___ RECORDS SHOWN ___

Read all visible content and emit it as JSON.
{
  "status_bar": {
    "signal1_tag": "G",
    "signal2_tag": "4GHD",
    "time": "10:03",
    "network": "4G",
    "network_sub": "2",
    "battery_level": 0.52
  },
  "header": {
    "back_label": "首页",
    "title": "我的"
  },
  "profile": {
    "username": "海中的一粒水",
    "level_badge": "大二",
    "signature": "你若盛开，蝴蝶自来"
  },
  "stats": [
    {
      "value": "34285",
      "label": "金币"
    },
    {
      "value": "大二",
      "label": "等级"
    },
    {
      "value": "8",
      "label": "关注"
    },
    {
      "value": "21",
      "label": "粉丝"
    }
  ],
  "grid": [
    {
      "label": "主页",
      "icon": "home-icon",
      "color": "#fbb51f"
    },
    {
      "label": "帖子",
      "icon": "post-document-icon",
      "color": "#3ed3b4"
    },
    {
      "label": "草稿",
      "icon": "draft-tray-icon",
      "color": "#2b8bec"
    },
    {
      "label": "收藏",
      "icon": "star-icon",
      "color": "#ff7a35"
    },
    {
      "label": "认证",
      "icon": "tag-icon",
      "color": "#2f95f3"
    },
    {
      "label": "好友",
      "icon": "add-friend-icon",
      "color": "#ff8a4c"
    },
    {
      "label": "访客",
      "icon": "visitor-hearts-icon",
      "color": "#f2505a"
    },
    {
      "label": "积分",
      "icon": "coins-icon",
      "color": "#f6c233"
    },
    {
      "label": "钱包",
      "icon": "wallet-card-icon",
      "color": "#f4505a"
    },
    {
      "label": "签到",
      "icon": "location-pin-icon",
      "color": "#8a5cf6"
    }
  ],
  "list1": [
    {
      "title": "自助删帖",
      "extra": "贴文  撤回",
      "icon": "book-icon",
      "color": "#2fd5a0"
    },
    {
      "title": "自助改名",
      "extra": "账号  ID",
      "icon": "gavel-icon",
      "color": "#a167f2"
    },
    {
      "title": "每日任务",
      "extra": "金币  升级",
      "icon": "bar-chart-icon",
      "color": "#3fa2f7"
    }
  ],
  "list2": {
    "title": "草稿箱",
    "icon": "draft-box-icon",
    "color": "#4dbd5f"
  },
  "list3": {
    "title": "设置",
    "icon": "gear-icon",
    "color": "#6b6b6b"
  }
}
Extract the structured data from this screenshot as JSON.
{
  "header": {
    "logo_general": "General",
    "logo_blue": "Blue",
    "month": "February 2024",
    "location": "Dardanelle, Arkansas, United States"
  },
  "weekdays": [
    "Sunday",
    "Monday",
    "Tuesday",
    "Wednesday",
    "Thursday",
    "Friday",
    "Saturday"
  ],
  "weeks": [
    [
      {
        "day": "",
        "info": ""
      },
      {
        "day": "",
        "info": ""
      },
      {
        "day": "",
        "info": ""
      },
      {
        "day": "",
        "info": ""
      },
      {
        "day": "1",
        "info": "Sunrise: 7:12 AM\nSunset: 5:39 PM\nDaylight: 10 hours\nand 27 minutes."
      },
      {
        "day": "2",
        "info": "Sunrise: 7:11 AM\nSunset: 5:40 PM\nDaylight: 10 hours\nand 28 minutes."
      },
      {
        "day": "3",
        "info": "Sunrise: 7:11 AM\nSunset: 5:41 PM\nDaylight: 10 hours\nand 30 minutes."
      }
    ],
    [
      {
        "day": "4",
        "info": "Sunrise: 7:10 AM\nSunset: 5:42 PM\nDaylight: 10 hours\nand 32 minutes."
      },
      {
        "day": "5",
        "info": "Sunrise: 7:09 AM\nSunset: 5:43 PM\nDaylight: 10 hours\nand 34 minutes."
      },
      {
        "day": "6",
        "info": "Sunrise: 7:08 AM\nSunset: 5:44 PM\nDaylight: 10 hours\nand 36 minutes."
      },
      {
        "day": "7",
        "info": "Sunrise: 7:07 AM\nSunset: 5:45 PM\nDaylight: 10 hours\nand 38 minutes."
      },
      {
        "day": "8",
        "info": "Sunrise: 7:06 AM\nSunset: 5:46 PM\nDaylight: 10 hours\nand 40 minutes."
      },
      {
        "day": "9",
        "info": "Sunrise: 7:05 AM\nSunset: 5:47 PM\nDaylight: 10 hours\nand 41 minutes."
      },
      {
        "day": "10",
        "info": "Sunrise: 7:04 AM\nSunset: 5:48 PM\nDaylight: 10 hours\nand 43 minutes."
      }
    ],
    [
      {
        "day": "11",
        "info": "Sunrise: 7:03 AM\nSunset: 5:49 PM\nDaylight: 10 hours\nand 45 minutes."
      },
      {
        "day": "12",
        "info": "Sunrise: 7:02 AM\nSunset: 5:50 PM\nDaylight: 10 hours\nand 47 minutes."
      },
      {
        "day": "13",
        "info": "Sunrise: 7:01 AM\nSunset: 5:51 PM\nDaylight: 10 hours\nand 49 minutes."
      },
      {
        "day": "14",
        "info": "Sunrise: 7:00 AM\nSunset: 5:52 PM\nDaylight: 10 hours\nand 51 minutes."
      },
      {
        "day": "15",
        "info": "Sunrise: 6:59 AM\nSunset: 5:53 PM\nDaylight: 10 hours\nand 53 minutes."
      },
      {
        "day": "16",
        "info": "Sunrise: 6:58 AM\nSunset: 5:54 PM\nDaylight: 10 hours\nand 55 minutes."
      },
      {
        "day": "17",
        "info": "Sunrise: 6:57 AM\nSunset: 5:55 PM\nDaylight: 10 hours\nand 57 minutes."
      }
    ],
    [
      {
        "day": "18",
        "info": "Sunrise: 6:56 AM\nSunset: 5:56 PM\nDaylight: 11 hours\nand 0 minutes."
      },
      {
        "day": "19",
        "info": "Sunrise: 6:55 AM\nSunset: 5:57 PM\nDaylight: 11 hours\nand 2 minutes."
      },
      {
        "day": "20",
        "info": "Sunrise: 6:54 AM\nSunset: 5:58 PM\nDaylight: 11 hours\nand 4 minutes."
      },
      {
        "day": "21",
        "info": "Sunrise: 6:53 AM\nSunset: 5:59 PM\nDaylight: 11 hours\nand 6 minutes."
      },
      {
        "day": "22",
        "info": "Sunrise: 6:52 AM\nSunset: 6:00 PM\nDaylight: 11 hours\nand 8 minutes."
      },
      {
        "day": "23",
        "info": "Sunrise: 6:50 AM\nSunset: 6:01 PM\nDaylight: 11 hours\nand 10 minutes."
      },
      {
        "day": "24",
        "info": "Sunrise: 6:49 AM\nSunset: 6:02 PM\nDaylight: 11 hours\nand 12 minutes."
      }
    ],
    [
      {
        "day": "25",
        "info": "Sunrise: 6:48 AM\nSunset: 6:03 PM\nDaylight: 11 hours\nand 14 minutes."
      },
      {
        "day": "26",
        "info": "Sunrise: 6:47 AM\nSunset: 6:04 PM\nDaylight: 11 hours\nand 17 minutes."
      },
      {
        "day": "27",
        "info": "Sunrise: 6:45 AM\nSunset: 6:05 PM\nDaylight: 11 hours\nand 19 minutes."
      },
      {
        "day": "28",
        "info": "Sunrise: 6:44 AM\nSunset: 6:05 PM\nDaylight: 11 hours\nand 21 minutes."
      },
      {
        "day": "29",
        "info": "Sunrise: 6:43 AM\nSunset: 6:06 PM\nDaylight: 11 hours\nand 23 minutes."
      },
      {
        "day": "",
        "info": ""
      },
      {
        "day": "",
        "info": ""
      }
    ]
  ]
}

___

Return the material in full, exactly as shown.

▶ **TASK RESULT**:
Read all visible content and emit it as JSON.
{
  "status_bar": {
    "signal1_tag": "G",
    "signal2_tag": "4GHD",
    "time": "10:03",
    "network": "4G",
    "network_sub": "2",
    "battery_level": 0.52
  },
  "header": {
    "back_label": "首页",
    "title": "我的"
  },
  "profile": {
    "username": "海中的一粒水",
    "level_badge": "大二",
    "signature": "你若盛开，蝴蝶自来"
  },
  "stats": [
    {
      "value": "34285",
      "label": "金币"
    },
    {
      "value": "大二",
      "label": "等级"
    },
    {
      "value": "8",
      "label": "关注"
    },
    {
      "value": "21",
      "label": "粉丝"
    }
  ],
  "grid": [
    {
      "label": "主页",
      "icon": "home-icon",
      "color": "#fbb51f"
    },
    {
      "label": "帖子",
      "icon": "post-document-icon",
      "color": "#3ed3b4"
    },
    {
      "label": "草稿",
      "icon": "draft-tray-icon",
      "color": "#2b8bec"
    },
    {
      "label": "收藏",
      "icon": "star-icon",
      "color": "#ff7a35"
    },
    {
      "label": "认证",
      "icon": "tag-icon",
      "color": "#2f95f3"
    },
    {
      "label": "好友",
      "icon": "add-friend-icon",
      "color": "#ff8a4c"
    },
    {
      "label": "访客",
      "icon": "visitor-hearts-icon",
      "color": "#f2505a"
    },
    {
      "label": "积分",
      "icon": "coins-icon",
      "color": "#f6c233"
    },
    {
      "label": "钱包",
      "icon": "wallet-card-icon",
      "color": "#f4505a"
    },
    {
      "label": "签到",
      "icon": "location-pin-icon",
      "color": "#8a5cf6"
    }
  ],
  "list1": [
    {
      "title": "自助删帖",
      "extra": "贴文  撤回",
      "icon": "book-icon",
      "color": "#2fd5a0"
    },
    {
      "title": "自助改名",
      "extra": "账号  ID",
      "icon": "gavel-icon",
      "color": "#a167f2"
    },
    {
      "title": "每日任务",
      "extra": "金币  升级",
      "icon": "bar-chart-icon",
      "color": "#3fa2f7"
    }
  ],
  "list2": {
    "title": "草稿箱",
    "icon": "draft-box-icon",
    "color": "#4dbd5f"
  },
  "list3": {
    "title": "设置",
    "icon": "gear-icon",
    "color": "#6b6b6b"
  }
}
Extract the structured data from this screenshot as JSON.
{
  "header": {
    "logo_general": "General",
    "logo_blue": "Blue",
    "month": "February 2024",
    "location": "Dardanelle, Arkansas, United States"
  },
  "weekdays": [
    "Sunday",
    "Monday",
    "Tuesday",
    "Wednesday",
    "Thursday",
    "Friday",
    "Saturday"
  ],
  "weeks": [
    [
      {
        "day": "",
        "info": ""
      },
      {
        "day": "",
        "info": ""
      },
      {
        "day": "",
        "info": ""
      },
      {
        "day": "",
        "info": ""
      },
      {
        "day": "1",
        "info": "Sunrise: 7:12 AM\nSunset: 5:39 PM\nDaylight: 10 hours\nand 27 minutes."
      },
      {
        "day": "2",
        "info": "Sunrise: 7:11 AM\nSunset: 5:40 PM\nDaylight: 10 hours\nand 28 minutes."
      },
      {
        "day": "3",
        "info": "Sunrise: 7:11 AM\nSunset: 5:41 PM\nDaylight: 10 hours\nand 30 minutes."
      }
    ],
    [
      {
        "day": "4",
        "info": "Sunrise: 7:10 AM\nSunset: 5:42 PM\nDaylight: 10 hours\nand 32 minutes."
      },
      {
        "day": "5",
        "info": "Sunrise: 7:09 AM\nSunset: 5:43 PM\nDaylight: 10 hours\nand 34 minutes."
      },
      {
        "day": "6",
        "info": "Sunrise: 7:08 AM\nSunset: 5:44 PM\nDaylight: 10 hours\nand 36 minutes."
      },
      {
        "day": "7",
        "info": "Sunrise: 7:07 AM\nSunset: 5:45 PM\nDaylight: 10 hours\nand 38 minutes."
      },
      {
        "day": "8",
        "info": "Sunrise: 7:06 AM\nSunset: 5:46 PM\nDaylight: 10 hours\nand 40 minutes."
      },
      {
        "day": "9",
        "info": "Sunrise: 7:05 AM\nSunset: 5:47 PM\nDaylight: 10 hours\nand 41 minutes."
      },
      {
        "day": "10",
        "info": "Sunrise: 7:04 AM\nSunset: 5:48 PM\nDaylight: 10 hours\nand 43 minutes."
      }
    ],
    [
      {
        "day": "11",
        "info": "Sunrise: 7:03 AM\nSunset: 5:49 PM\nDaylight: 10 hours\nand 45 minutes."
      },
      {
        "day": "12",
        "info": "Sunrise: 7:02 AM\nSunset: 5:50 PM\nDaylight: 10 hours\nand 47 minutes."
      },
      {
        "day": "13",
        "info": "Sunrise: 7:01 AM\nSunset: 5:51 PM\nDaylight: 10 hours\nand 49 minutes."
      },
      {
        "day": "14",
        "info": "Sunrise: 7:00 AM\nSunset: 5:52 PM\nDaylight: 10 hours\nand 51 minutes."
      },
      {
        "day": "15",
        "info": "Sunrise: 6:59 AM\nSunset: 5:53 PM\nDaylight: 10 hours\nand 53 minutes."
      },
      {
        "day": "16",
        "info": "Sunrise: 6:58 AM\nSunset: 5:54 PM\nDaylight: 10 hours\nand 55 minutes."
      },
      {
        "day": "17",
        "info": "Sunrise: 6:57 AM\nSunset: 5:55 PM\nDaylight: 10 hours\nand 57 minutes."
      }
    ],
    [
      {
        "day": "18",
        "info": "Sunrise: 6:56 AM\nSunset: 5:56 PM\nDaylight: 11 hours\nand 0 minutes."
      },
      {
        "day": "19",
        "info": "Sunrise: 6:55 AM\nSunset: 5:57 PM\nDaylight: 11 hours\nand 2 minutes."
      },
      {
        "day": "20",
        "info": "Sunrise: 6:54 AM\nSunset: 5:58 PM\nDaylight: 11 hours\nand 4 minutes."
      },
      {
        "day": "21",
        "info": "Sunrise: 6:53 AM\nSunset: 5:59 PM\nDaylight: 11 hours\nand 6 minutes."
      },
      {
        "day": "22",
        "info": "Sunrise: 6:52 AM\nSunset: 6:00 PM\nDaylight: 11 hours\nand 8 minutes."
      },
      {
        "day": "23",
        "info": "Sunrise: 6:50 AM\nSunset: 6:01 PM\nDaylight: 11 hours\nand 10 minutes."
      },
      {
        "day": "24",
        "info": "Sunrise: 6:49 AM\nSunset: 6:02 PM\nDaylight: 11 hours\nand 12 minutes."
      }
    ],
    [
      {
        "day": "25",
        "info": "Sunrise: 6:48 AM\nSunset: 6:03 PM\nDaylight: 11 hours\nand 14 minutes."
      },
      {
        "day": "26",
        "info": "Sunrise: 6:47 AM\nSunset: 6:04 PM\nDaylight: 11 hours\nand 17 minutes."
      },
      {
        "day": "27",
        "info": "Sunrise: 6:45 AM\nSunset: 6:05 PM\nDaylight: 11 hours\nand 19 minutes."
      },
      {
        "day": "28",
        "info": "Sunrise: 6:44 AM\nSunset: 6:05 PM\nDaylight: 11 hours\nand 21 minutes."
      },
      {
        "day": "29",
        "info": "Sunrise: 6:43 AM\nSunset: 6:06 PM\nDaylight: 11 hours\nand 23 minutes."
      },
      {
        "day": "",
        "info": ""
      },
      {
        "day": "",
        "info": ""
      }
    ]
  ]
}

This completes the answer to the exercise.